• [Requirements] In the material below, find how many lines contain the string "Obsoleted". Write only that number.

+ + +

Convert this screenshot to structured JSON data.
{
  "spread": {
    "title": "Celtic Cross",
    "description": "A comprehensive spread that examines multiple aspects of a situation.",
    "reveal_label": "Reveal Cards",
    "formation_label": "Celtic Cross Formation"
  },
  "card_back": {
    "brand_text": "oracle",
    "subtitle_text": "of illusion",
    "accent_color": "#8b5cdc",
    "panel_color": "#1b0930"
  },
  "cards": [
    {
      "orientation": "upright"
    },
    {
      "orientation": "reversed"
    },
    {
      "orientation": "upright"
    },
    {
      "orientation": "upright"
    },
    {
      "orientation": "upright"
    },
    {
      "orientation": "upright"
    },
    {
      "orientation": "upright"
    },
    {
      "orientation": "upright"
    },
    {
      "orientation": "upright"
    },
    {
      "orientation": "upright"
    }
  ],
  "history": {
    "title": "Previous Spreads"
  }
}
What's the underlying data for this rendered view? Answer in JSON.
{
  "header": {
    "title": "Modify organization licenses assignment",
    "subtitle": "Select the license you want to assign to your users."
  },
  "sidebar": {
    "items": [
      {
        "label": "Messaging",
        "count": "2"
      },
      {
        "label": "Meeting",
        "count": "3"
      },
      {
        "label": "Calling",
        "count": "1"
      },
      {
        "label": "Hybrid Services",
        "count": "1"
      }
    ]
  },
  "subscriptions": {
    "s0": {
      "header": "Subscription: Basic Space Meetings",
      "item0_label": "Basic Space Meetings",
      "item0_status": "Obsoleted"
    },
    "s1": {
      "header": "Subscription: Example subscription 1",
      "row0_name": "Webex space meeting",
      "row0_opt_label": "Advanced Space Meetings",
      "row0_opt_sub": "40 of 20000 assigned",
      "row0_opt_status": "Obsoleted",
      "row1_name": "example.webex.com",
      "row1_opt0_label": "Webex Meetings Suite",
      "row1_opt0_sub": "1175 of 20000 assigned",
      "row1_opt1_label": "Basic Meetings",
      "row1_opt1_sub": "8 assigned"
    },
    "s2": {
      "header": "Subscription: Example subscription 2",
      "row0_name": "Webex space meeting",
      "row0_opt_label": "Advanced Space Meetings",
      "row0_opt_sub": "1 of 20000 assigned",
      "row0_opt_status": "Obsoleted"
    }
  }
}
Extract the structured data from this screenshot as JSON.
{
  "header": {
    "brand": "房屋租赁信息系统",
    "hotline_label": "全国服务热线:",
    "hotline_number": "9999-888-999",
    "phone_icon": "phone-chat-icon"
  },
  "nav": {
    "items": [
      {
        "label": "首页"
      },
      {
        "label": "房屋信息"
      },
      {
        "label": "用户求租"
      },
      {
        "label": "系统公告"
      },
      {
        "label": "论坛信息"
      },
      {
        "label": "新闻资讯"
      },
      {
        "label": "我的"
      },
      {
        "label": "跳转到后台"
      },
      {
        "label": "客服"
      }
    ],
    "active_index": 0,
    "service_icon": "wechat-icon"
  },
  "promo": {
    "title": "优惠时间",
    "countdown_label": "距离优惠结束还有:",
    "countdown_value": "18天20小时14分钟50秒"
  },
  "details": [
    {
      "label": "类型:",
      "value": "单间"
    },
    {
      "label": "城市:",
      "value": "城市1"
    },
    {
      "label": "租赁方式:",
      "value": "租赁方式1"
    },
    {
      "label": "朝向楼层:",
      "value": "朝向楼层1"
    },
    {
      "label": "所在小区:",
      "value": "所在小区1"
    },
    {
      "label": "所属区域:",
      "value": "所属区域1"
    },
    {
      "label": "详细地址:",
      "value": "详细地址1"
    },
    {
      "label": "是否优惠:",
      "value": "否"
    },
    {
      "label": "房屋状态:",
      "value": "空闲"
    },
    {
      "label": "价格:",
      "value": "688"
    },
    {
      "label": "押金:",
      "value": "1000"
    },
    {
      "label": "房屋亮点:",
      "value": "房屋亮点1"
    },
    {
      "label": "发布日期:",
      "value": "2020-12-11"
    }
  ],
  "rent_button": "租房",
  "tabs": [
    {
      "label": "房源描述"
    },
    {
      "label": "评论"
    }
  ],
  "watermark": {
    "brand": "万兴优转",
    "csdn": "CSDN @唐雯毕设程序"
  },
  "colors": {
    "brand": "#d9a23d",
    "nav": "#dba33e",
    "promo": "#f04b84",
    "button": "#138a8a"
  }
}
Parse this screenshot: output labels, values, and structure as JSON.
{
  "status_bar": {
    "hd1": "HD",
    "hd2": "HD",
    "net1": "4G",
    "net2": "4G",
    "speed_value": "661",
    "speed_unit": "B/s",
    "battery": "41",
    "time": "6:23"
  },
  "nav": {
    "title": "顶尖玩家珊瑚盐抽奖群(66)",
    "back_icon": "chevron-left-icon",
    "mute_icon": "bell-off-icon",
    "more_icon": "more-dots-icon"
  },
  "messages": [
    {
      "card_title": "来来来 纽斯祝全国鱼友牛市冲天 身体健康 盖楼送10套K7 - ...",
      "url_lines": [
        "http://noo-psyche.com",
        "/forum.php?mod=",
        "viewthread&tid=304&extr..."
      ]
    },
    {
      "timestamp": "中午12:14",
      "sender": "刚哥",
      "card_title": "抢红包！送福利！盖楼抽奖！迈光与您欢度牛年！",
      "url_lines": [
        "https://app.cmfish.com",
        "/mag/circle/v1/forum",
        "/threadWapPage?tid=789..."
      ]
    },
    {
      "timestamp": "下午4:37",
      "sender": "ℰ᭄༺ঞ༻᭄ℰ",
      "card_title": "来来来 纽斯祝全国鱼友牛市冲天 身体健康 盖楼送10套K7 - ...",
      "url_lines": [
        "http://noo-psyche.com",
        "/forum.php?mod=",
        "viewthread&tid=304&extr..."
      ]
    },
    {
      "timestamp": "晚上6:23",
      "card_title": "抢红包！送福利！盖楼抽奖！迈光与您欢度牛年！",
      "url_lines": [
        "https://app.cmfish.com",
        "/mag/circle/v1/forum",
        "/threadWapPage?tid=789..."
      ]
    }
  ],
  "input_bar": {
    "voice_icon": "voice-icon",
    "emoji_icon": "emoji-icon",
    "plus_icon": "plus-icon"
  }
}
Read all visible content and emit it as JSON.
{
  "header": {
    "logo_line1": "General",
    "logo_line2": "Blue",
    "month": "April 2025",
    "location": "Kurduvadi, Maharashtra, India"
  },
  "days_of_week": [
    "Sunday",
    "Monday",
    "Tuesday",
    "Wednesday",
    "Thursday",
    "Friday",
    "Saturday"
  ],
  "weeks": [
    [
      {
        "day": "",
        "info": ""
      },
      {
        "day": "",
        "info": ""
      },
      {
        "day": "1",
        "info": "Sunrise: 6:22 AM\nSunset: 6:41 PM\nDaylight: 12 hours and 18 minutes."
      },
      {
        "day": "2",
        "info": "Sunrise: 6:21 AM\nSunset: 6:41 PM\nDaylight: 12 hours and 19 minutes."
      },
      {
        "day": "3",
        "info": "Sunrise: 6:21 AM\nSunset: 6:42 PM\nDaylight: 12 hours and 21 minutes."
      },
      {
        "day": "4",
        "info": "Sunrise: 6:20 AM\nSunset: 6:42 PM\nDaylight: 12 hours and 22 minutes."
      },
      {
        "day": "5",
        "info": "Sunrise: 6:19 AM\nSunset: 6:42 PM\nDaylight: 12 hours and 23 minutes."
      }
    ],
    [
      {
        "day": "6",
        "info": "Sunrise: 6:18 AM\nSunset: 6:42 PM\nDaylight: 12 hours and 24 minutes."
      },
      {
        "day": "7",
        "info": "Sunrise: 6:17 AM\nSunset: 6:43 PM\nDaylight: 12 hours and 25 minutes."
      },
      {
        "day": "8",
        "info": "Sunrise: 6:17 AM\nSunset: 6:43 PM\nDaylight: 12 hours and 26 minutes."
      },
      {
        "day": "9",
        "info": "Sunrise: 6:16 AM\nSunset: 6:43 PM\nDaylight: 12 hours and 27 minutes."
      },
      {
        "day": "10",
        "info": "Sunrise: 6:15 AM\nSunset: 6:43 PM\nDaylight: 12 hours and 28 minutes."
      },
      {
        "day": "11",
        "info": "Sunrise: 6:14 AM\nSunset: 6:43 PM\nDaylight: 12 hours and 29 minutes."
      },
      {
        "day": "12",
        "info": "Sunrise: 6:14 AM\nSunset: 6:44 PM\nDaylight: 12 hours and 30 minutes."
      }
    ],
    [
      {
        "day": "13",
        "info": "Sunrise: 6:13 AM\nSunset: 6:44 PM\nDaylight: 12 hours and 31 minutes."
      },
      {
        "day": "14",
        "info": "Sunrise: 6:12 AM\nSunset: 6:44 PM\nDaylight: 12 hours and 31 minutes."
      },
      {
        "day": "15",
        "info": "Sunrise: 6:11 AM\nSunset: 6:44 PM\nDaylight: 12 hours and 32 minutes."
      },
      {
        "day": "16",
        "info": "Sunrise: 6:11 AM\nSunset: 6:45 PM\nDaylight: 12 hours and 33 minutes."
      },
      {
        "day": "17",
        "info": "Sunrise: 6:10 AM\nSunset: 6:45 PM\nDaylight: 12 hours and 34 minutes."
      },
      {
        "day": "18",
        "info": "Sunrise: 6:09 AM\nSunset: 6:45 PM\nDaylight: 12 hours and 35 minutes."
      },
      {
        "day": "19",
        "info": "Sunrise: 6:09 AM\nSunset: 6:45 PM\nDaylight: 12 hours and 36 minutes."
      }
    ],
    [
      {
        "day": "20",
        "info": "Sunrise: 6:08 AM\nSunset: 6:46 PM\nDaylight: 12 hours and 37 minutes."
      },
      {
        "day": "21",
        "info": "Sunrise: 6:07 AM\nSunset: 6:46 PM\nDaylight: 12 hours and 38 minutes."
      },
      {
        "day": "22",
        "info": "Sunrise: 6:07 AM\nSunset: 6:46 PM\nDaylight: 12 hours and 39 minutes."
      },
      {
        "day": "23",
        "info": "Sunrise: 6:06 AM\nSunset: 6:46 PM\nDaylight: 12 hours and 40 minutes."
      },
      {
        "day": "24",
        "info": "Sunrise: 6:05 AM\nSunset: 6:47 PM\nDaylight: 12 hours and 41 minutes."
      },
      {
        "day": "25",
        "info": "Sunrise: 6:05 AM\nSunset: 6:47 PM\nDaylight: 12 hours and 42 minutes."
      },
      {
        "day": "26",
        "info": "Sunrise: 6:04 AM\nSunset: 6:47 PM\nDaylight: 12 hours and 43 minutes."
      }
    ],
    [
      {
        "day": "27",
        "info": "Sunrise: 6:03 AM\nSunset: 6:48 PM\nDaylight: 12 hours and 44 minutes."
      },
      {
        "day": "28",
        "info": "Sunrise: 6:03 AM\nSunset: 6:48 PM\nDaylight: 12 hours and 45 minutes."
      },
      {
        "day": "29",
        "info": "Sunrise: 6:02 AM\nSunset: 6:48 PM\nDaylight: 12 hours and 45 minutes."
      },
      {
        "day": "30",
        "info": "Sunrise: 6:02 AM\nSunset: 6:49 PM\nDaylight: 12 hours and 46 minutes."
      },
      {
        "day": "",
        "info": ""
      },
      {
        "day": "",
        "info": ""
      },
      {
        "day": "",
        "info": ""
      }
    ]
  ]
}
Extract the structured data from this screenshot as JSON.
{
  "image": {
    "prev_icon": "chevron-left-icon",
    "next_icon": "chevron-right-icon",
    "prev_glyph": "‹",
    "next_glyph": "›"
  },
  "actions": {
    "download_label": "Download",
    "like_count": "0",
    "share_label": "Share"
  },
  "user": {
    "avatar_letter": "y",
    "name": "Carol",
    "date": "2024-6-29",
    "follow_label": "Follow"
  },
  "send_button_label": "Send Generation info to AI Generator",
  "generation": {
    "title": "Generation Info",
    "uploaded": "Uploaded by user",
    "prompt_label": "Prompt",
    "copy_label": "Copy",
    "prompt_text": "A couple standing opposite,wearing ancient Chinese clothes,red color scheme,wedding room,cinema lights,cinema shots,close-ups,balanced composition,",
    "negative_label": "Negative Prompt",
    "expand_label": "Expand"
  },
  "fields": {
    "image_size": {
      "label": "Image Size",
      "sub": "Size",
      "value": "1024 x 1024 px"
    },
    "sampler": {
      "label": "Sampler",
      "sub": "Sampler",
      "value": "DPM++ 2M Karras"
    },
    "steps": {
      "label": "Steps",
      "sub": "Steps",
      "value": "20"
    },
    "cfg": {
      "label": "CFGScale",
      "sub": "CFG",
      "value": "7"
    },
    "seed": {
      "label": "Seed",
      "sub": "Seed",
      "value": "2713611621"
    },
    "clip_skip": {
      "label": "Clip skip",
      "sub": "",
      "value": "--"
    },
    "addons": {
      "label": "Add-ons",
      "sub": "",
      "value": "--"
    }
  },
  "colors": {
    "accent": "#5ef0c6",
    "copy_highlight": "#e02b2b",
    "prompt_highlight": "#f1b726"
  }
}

+ + +

• [Full answer] 3